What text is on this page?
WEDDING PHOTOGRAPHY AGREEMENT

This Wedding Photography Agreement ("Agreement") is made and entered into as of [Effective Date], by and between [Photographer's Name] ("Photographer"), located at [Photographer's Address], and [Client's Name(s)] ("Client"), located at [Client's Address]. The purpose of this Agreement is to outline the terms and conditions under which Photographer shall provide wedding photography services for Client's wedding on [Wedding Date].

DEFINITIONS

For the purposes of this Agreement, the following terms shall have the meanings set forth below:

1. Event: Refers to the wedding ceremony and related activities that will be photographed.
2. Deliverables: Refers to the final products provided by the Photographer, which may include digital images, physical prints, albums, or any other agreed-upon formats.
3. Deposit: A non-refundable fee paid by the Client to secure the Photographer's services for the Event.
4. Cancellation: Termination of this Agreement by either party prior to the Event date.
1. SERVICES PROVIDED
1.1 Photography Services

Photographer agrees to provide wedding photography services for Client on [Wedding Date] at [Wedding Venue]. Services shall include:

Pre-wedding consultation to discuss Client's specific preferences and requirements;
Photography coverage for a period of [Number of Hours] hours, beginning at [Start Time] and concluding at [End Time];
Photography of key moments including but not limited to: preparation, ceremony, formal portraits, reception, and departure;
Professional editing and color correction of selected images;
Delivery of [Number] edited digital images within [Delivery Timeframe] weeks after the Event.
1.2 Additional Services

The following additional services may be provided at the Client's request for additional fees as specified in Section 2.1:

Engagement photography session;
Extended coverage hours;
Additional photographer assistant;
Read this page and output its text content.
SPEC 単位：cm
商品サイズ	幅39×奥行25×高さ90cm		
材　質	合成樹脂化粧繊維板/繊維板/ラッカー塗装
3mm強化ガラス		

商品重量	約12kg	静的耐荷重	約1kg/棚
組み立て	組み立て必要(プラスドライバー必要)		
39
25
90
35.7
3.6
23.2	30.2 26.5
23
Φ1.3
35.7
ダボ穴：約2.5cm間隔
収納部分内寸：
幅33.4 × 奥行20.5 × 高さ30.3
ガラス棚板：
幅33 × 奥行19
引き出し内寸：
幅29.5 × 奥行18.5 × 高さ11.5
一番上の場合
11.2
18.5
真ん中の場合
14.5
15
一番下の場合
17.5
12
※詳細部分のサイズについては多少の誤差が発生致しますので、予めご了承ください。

○ ○ ○ ○

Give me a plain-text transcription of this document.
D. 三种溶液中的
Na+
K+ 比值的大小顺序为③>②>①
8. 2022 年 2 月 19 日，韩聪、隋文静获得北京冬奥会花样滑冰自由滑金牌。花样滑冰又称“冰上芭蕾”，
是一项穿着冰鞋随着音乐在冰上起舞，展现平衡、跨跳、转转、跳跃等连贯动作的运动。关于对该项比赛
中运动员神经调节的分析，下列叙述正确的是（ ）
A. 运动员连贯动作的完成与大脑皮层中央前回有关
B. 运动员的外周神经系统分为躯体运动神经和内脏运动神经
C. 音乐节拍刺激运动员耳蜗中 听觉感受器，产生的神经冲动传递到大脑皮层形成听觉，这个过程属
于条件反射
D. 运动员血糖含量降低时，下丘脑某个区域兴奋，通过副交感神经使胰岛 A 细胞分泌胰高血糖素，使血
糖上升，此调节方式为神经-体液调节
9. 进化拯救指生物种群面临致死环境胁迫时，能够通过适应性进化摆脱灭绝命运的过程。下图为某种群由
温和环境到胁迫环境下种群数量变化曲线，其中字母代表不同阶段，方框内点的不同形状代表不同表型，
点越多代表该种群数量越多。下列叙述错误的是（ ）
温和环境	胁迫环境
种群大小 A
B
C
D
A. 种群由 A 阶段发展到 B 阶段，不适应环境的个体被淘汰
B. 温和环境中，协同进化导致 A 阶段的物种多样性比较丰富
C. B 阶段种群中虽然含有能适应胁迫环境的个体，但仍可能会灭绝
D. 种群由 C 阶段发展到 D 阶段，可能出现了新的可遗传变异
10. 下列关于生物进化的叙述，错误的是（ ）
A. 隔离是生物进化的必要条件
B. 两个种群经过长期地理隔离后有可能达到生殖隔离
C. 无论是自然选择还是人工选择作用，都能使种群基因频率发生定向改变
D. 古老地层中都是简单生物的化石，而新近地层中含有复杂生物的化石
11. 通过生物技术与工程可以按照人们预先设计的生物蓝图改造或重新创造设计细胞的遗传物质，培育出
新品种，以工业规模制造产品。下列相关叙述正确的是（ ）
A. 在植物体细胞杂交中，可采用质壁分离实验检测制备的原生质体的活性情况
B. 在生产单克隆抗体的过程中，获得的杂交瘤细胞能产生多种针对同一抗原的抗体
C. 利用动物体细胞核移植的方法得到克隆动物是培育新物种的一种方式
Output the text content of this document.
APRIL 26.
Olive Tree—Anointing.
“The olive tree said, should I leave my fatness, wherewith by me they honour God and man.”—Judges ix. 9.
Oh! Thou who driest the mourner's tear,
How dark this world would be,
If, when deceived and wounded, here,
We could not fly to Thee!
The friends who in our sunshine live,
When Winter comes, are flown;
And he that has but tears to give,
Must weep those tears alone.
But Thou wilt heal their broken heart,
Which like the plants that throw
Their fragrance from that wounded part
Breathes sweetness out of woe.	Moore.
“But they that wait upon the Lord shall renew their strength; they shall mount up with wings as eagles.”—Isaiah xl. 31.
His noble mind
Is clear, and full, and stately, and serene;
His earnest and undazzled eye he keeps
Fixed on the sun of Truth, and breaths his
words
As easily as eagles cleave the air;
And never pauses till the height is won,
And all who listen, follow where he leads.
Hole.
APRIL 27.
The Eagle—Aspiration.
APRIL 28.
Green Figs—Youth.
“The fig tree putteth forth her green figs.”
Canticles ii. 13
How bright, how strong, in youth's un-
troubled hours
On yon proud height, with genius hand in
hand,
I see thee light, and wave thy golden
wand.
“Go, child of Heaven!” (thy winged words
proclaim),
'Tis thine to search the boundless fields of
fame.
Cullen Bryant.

○ ○ ○ ○

■ Stated goal
List all lines in the material containing the string "upon".

■ Solution to this problem
2. Deliverables: Refers to the final products provided by the Photographer, which may include digital images, physical prints, albums, or any other agreed-upon formats.
“But they that wait upon the Lord shall renew their strength; they shall mount up with wings as eagles.”—Isaiah xl. 31.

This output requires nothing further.